* What is asked
Lift every line from the entries that includes the word "marker".

__________________________________________________

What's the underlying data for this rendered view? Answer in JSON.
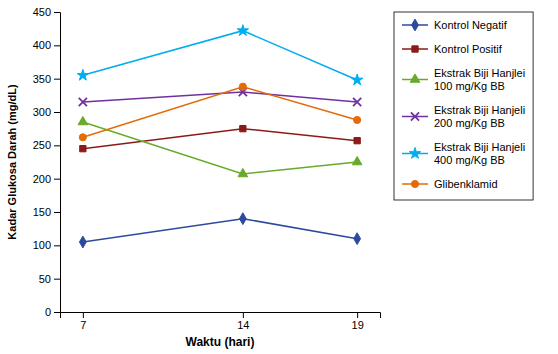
{
  "chart_data": {
    "type": "line",
    "x": [
      7,
      14,
      19
    ],
    "series": [
      {
        "name": "Kontrol Negatif",
        "color": "#2e4a9e",
        "marker": "diamond",
        "values": [
          105,
          140,
          110
        ]
      },
      {
        "name": "Kontrol Positif",
        "color": "#8b1a1a",
        "marker": "square",
        "values": [
          245,
          275,
          257
        ]
      },
      {
        "name": "Ekstrak Biji Hanjlei\n100 mg/Kg BB",
        "color": "#6aaa2a",
        "marker": "triangle",
        "values": [
          285,
          207,
          225
        ]
      },
      {
        "name": "Ekstrak Biji Hanjeli\n200 mg/Kg BB",
        "color": "#7030a0",
        "marker": "x",
        "values": [
          315,
          330,
          315
        ]
      },
      {
        "name": "Ekstrak Biji Hanjeli\n400 mg/Kg BB",
        "color": "#00aeef",
        "marker": "star",
        "values": [
          355,
          422,
          348
        ]
      },
      {
        "name": "Glibenklamid",
        "color": "#e36c09",
        "marker": "circle",
        "values": [
          262,
          338,
          288
        ]
      }
    ],
    "xlabel": "Waktu (hari)",
    "ylabel": "Kadar Glukosa Darah (mg/dL)",
    "xlim": [
      6,
      20
    ],
    "xticks": [
      7,
      14,
      19
    ],
    "ylim": [
      0,
      450
    ],
    "yticks": [
      0,
      50,
      100,
      150,
      200,
      250,
      300,
      350,
      400,
      450
    ],
    "grid": false,
    "legend": "right"
  }
}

__________________________________________________

* Output
        "marker": "diamond",
        "marker": "square",
        "marker": "triangle",
        "marker": "x",
        "marker": "star",
        "marker": "circle",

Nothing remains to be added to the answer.